What you should do — Any pictures in the records below should be skipped; write out everything else exactly.
· · · ·
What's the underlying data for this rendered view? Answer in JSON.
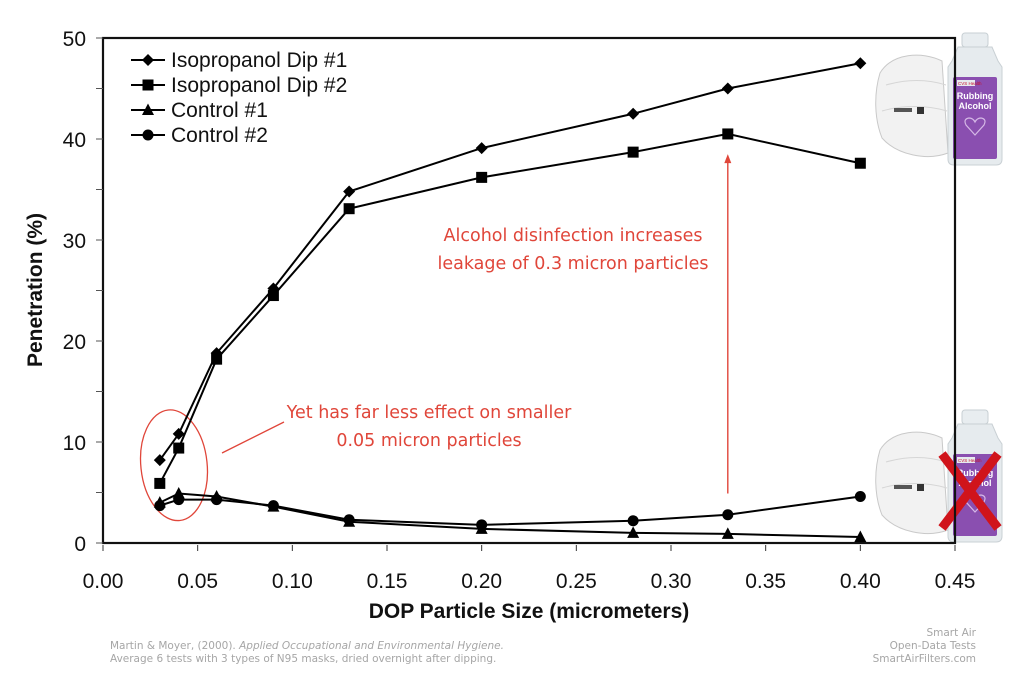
{
  "chart_data": {
    "type": "line",
    "title": "",
    "xlabel": "DOP Particle Size (micrometers)",
    "ylabel": "Penetration (%)",
    "xlim": [
      0.0,
      0.45
    ],
    "ylim": [
      0,
      50
    ],
    "xticks": [
      "0.00",
      "0.05",
      "0.10",
      "0.15",
      "0.20",
      "0.25",
      "0.30",
      "0.35",
      "0.40",
      "0.45"
    ],
    "yticks": [
      "0",
      "10",
      "20",
      "30",
      "40",
      "50"
    ],
    "y_minor_step": 5,
    "grid": false,
    "legend_position": "top-left",
    "x": [
      0.03,
      0.04,
      0.06,
      0.09,
      0.13,
      0.2,
      0.28,
      0.33,
      0.4
    ],
    "series": [
      {
        "name": "Isopropanol Dip #1",
        "marker": "diamond",
        "values": [
          8.2,
          10.8,
          18.8,
          25.2,
          34.8,
          39.1,
          42.5,
          45.0,
          47.5
        ]
      },
      {
        "name": "Isopropanol Dip #2",
        "marker": "square",
        "values": [
          5.9,
          9.4,
          18.2,
          24.5,
          33.1,
          36.2,
          38.7,
          40.5,
          37.6
        ]
      },
      {
        "name": "Control #1",
        "marker": "triangle",
        "values": [
          4.0,
          4.9,
          4.6,
          3.6,
          2.1,
          1.4,
          1.0,
          0.9,
          0.6
        ]
      },
      {
        "name": "Control #2",
        "marker": "circle",
        "values": [
          3.7,
          4.3,
          4.3,
          3.7,
          2.3,
          1.8,
          2.2,
          2.8,
          4.6
        ]
      }
    ],
    "annotations": [
      {
        "id": "increase",
        "lines": [
          "Alcohol disinfection increases",
          "leakage of 0.3 micron particles"
        ],
        "arrow_x": 0.33,
        "arrow_from_y": 4.9,
        "arrow_to_y": 38.5
      },
      {
        "id": "small",
        "lines": [
          "Yet has far less effect on smaller",
          "0.05 micron particles"
        ],
        "highlight_x_range": [
          0.02,
          0.055
        ],
        "highlight_y_range": [
          2.2,
          13.2
        ]
      }
    ],
    "images": [
      {
        "name": "n95-mask-with-rubbing-alcohol",
        "label_brand": "CVS Health",
        "label_line1": "Rubbing",
        "label_line2": "Alcohol",
        "crossed_out": false
      },
      {
        "name": "n95-mask-with-rubbing-alcohol-crossed",
        "label_brand": "CVS Health",
        "label_line1": "Rubbing",
        "label_line2": "Alcohol",
        "crossed_out": true
      }
    ]
  },
  "colors": {
    "annotation": "#e0463a",
    "cross": "#d0141b",
    "bottle_label": "#8a4fb0",
    "axis": "#111111"
  },
  "footer": {
    "citation_prefix": "Martin & Moyer, (2000). ",
    "citation_journal": "Applied Occupational and Environmental Hygiene.",
    "citation_line2": "Average 6 tests with 3 types of N95 masks, dried overnight after dipping.",
    "brand_line1": "Smart Air",
    "brand_line2": "Open-Data Tests",
    "brand_line3": "SmartAirFilters.com"
  }
}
· · · ·
Correct output —
What's the underlying data for this rendered view? Answer in JSON.
{
  "chart_data": {
    "type": "line",
    "title": "",
    "xlabel": "DOP Particle Size (micrometers)",
    "ylabel": "Penetration (%)",
    "xlim": [
      0.0,
      0.45
    ],
    "ylim": [
      0,
      50
    ],
    "xticks": [
      "0.00",
      "0.05",
      "0.10",
      "0.15",
      "0.20",
      "0.25",
      "0.30",
      "0.35",
      "0.40",
      "0.45"
    ],
    "yticks": [
      "0",
      "10",
      "20",
      "30",
      "40",
      "50"
    ],
    "y_minor_step": 5,
    "grid": false,
    "legend_position": "top-left",
    "x": [
      0.03,
      0.04,
      0.06,
      0.09,
      0.13,
      0.2,
      0.28,
      0.33,
      0.4
    ],
    "series": [
      {
        "name": "Isopropanol Dip #1",
        "marker": "diamond",
        "values": [
          8.2,
          10.8,
          18.8,
          25.2,
          34.8,
          39.1,
          42.5,
          45.0,
          47.5
        ]
      },
      {
        "name": "Isopropanol Dip #2",
        "marker": "square",
        "values": [
          5.9,
          9.4,
          18.2,
          24.5,
          33.1,
          36.2,
          38.7,
          40.5,
          37.6
        ]
      },
      {
        "name": "Control #1",
        "marker": "triangle",
        "values": [
          4.0,
          4.9,
          4.6,
          3.6,
          2.1,
          1.4,
          1.0,
          0.9,
          0.6
        ]
      },
      {
        "name": "Control #2",
        "marker": "circle",
        "values": [
          3.7,
          4.3,
          4.3,
          3.7,
          2.3,
          1.8,
          2.2,
          2.8,
          4.6
        ]
      }
    ],
    "annotations": [
      {
        "id": "increase",
        "lines": [
          "Alcohol disinfection increases",
          "leakage of 0.3 micron particles"
        ],
        "arrow_x": 0.33,
        "arrow_from_y": 4.9,
        "arrow_to_y": 38.5
      },
      {
        "id": "small",
        "lines": [
          "Yet has far less effect on smaller",
          "0.05 micron particles"
        ],
        "highlight_x_range": [
          0.02,
          0.055
        ],
        "highlight_y_range": [
          2.2,
          13.2
        ]
      }
    ],
    "images": [
      {
        "name": "n95-mask-with-rubbing-alcohol",
        "label_brand": "CVS Health",
        "label_line1": "Rubbing",
        "label_line2": "Alcohol",
        "crossed_out": false
      },
      {
        "name": "n95-mask-with-rubbing-alcohol-crossed",
        "label_brand": "CVS Health",
        "label_line1": "Rubbing",
        "label_line2": "Alcohol",
        "crossed_out": true
      }
    ]
  },
  "colors": {
    "annotation": "#e0463a",
    "cross": "#d0141b",
    "bottle_label": "#8a4fb0",
    "axis": "#111111"
  },
  "footer": {
    "citation_prefix": "Martin & Moyer, (2000). ",
    "citation_journal": "Applied Occupational and Environmental Hygiene.",
    "citation_line2": "Average 6 tests with 3 types of N95 masks, dried overnight after dipping.",
    "brand_line1": "Smart Air",
    "brand_line2": "Open-Data Tests",
    "brand_line3": "SmartAirFilters.com"
  }
}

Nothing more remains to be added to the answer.